(Items listed in a dataset)
>> Begin

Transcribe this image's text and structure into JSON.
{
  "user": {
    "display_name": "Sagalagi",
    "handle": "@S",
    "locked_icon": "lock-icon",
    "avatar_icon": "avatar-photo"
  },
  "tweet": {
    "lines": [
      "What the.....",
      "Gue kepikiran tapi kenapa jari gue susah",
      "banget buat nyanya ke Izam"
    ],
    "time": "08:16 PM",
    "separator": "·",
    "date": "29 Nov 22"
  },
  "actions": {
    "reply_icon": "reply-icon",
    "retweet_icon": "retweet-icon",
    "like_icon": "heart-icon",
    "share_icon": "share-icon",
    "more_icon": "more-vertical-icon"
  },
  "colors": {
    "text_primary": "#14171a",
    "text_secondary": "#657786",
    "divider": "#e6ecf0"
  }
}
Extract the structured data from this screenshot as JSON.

>> End
>> Begin

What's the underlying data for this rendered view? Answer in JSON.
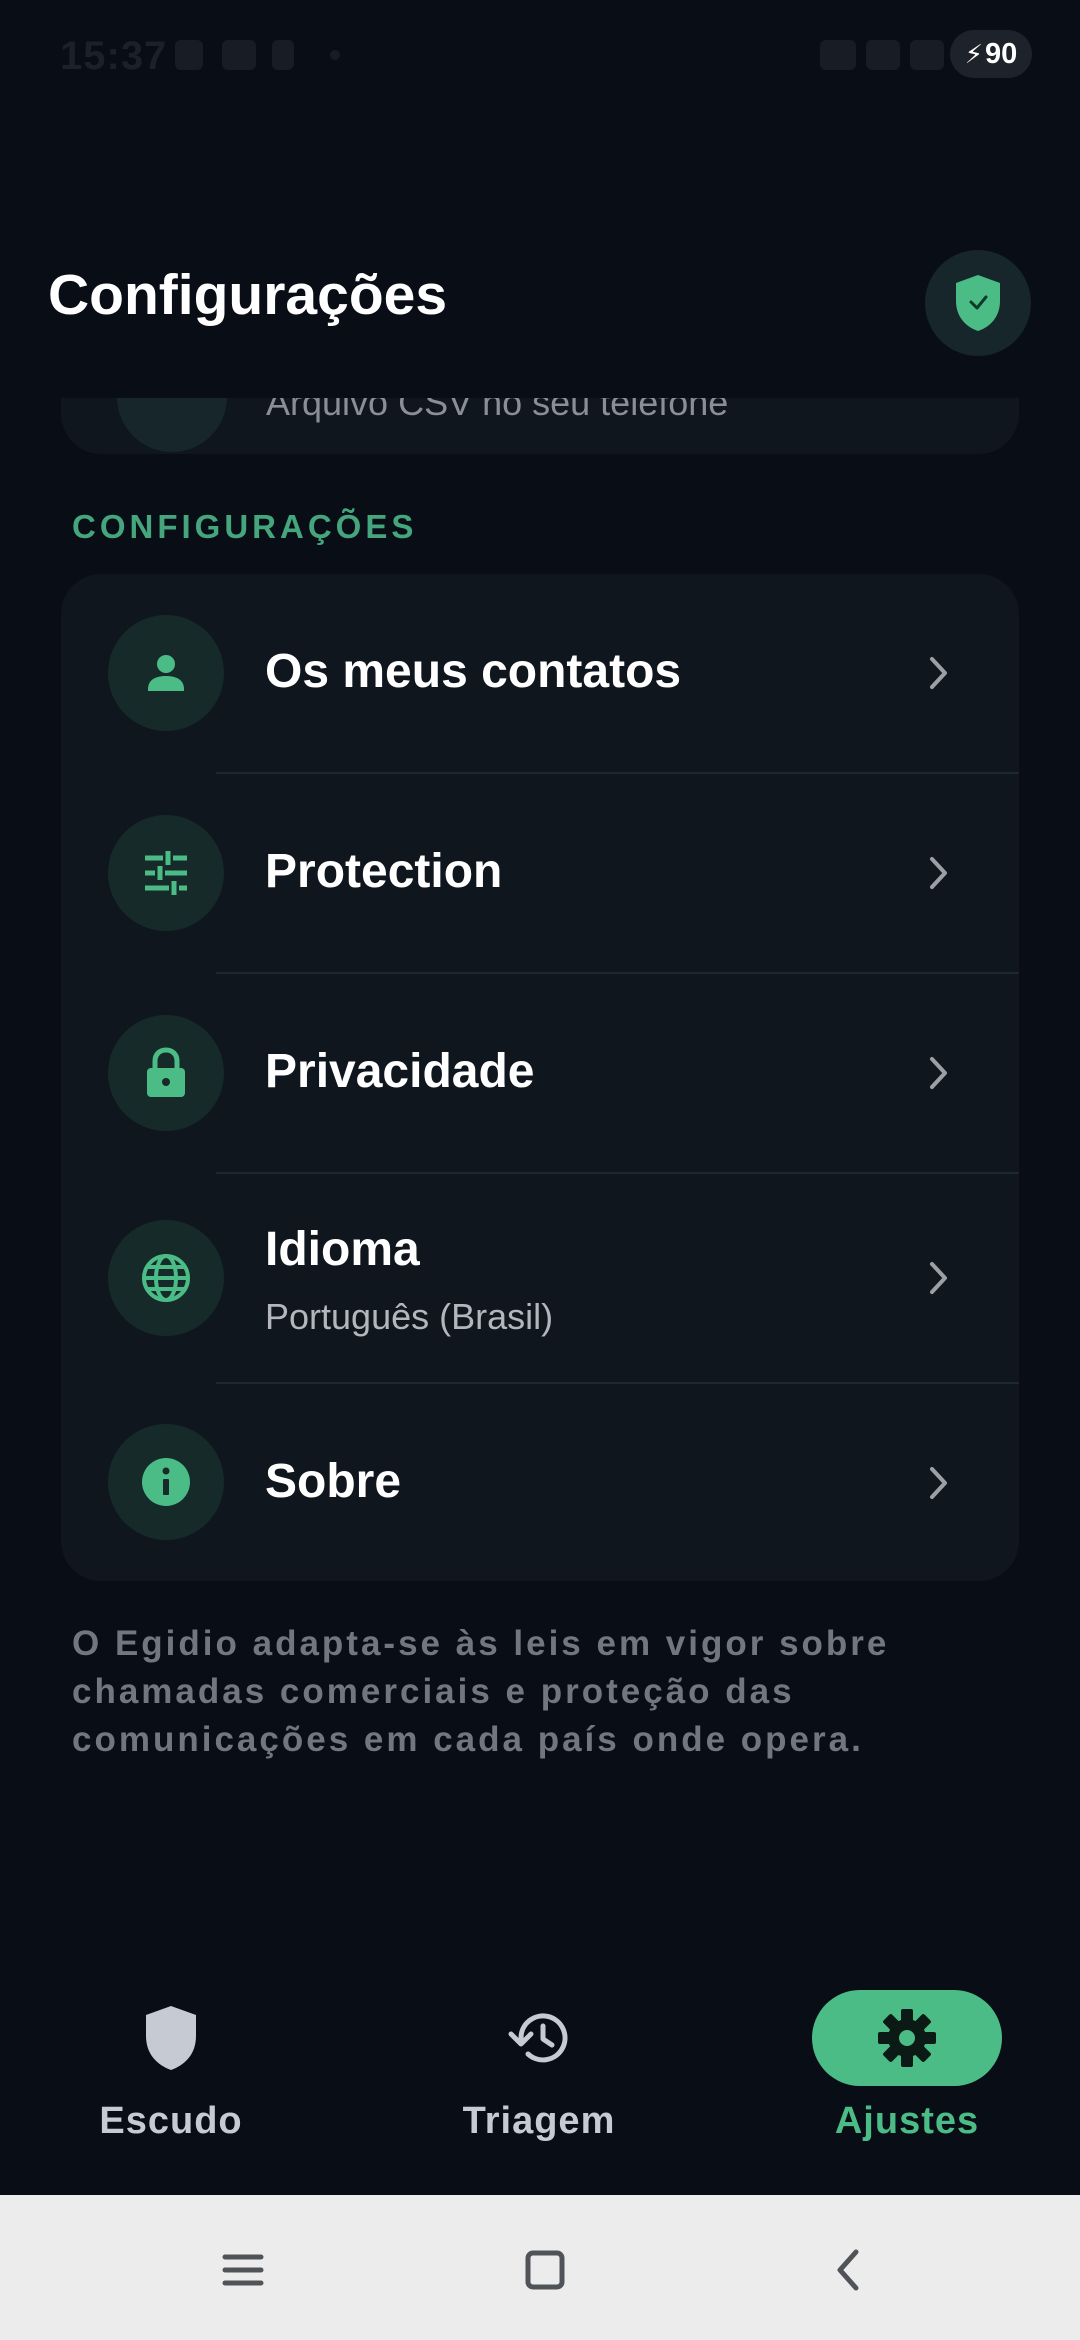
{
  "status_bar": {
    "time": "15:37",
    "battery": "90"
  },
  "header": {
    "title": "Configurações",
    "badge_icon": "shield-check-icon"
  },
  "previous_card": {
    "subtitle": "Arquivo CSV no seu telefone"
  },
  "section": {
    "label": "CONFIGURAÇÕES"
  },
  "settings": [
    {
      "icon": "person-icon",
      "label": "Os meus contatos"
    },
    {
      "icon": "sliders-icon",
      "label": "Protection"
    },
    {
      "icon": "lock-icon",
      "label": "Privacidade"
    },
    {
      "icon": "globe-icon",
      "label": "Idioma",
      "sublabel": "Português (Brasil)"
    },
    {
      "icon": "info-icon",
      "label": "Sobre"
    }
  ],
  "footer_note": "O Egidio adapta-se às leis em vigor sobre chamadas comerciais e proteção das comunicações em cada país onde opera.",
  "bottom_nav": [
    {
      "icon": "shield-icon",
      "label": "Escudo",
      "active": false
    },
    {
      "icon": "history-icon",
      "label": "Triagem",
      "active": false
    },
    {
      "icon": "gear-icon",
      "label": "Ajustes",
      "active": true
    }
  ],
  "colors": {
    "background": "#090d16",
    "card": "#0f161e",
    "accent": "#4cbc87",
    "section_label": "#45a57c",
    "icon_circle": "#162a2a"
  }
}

>> End

WHAT YOU HAVE TO DO |
Quote the data above from the line containing "Transcribe this image's" to the line containing "Extract the structured", inclusive, and stop.

RESULT OF THIS TASK |
Transcribe this image's text and structure into JSON.
{
  "user": {
    "display_name": "Sagalagi",
    "handle": "@S",
    "locked_icon": "lock-icon",
    "avatar_icon": "avatar-photo"
  },
  "tweet": {
    "lines": [
      "What the.....",
      "Gue kepikiran tapi kenapa jari gue susah",
      "banget buat nyanya ke Izam"
    ],
    "time": "08:16 PM",
    "separator": "·",
    "date": "29 Nov 22"
  },
  "actions": {
    "reply_icon": "reply-icon",
    "retweet_icon": "retweet-icon",
    "like_icon": "heart-icon",
    "share_icon": "share-icon",
    "more_icon": "more-vertical-icon"
  },
  "colors": {
    "text_primary": "#14171a",
    "text_secondary": "#657786",
    "divider": "#e6ecf0"
  }
}
Extract the structured data from this screenshot as JSON.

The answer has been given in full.